[Records for this exercise]
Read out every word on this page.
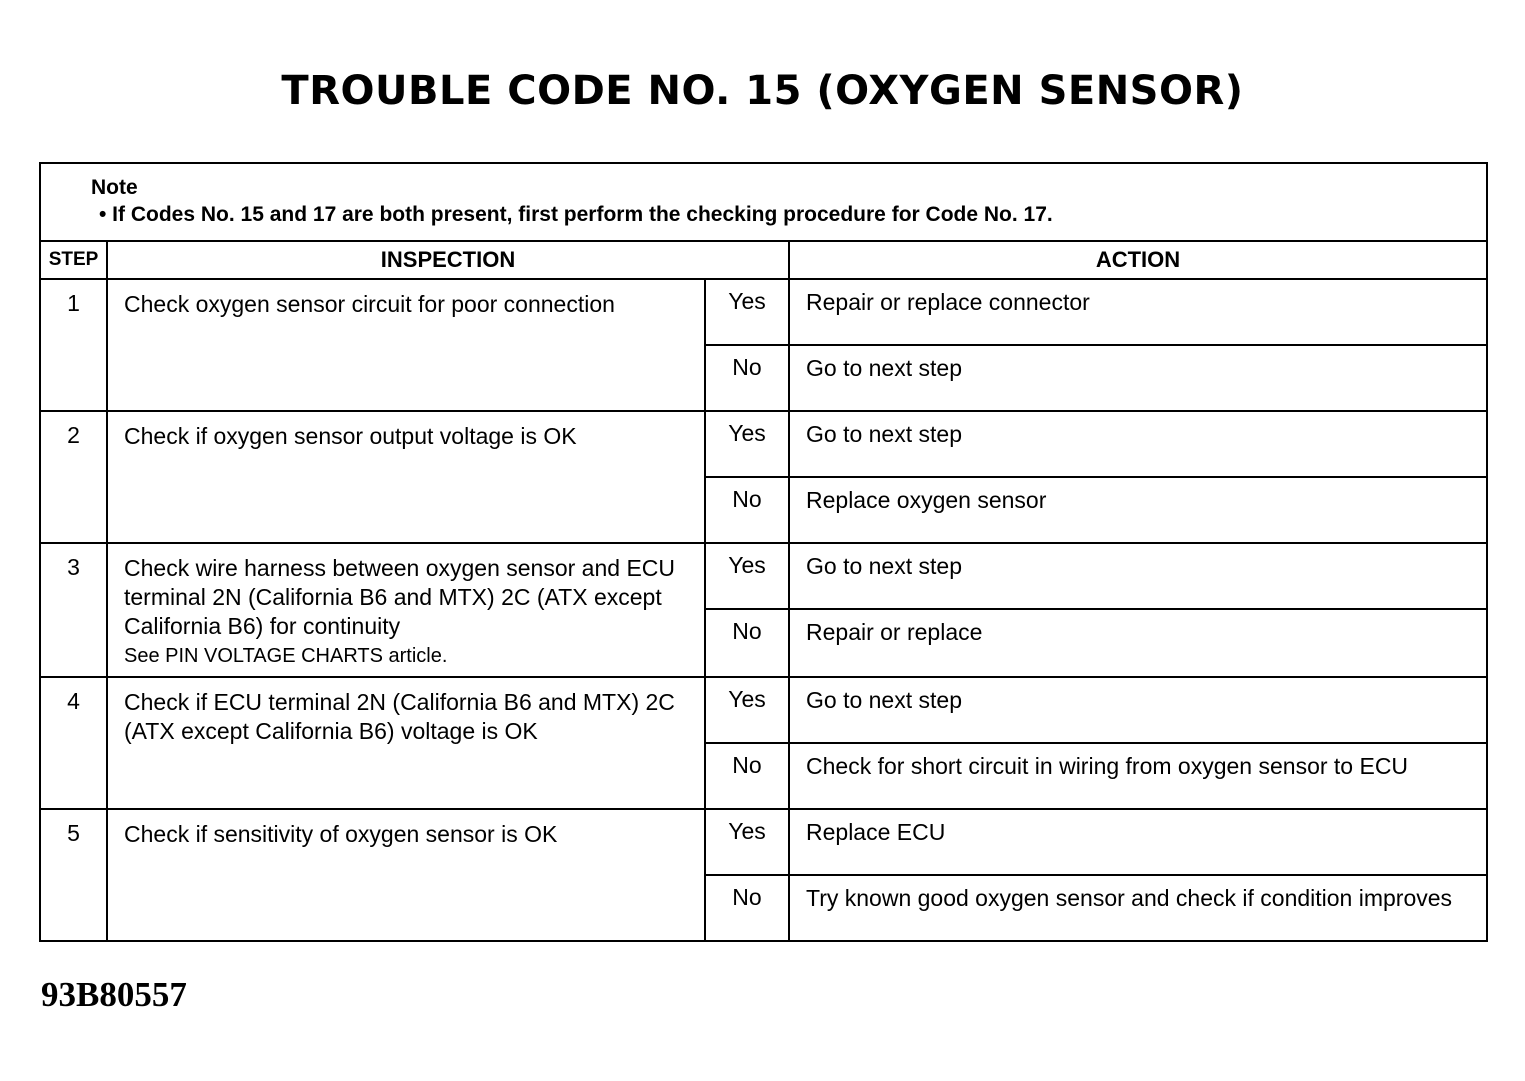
TROUBLE CODE NO. 15 (OXYGEN SENSOR)
Note
• If Codes No. 15 and 17 are both present, first perform the checking procedure for Code No. 17.			

STEP	INSPECTION		ACTION
1	Check oxygen sensor circuit for poor connection	Yes	Repair or replace connector
		No	Go to next step
2	Check if oxygen sensor output voltage is OK	Yes	Go to next step
		No	Replace oxygen sensor
3	Check wire harness between oxygen sensor and ECU terminal 2N (California B6 and MTX) 2C (ATX except California B6) for continuity
See PIN VOLTAGE CHARTS article.	Yes	Go to next step
		No	Repair or replace
4	Check if ECU terminal 2N (California B6 and MTX) 2C (ATX except California B6) voltage is OK	Yes	Go to next step
		No	Check for short circuit in wiring from oxygen sensor to ECU
5	Check if sensitivity of oxygen sensor is OK	Yes	Replace ECU
		No	Try known good oxygen sensor and check if condition improves
93B80557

[What you will do]
State how many lines in the records above contain the word "next", giving only the number.

[The solution]
4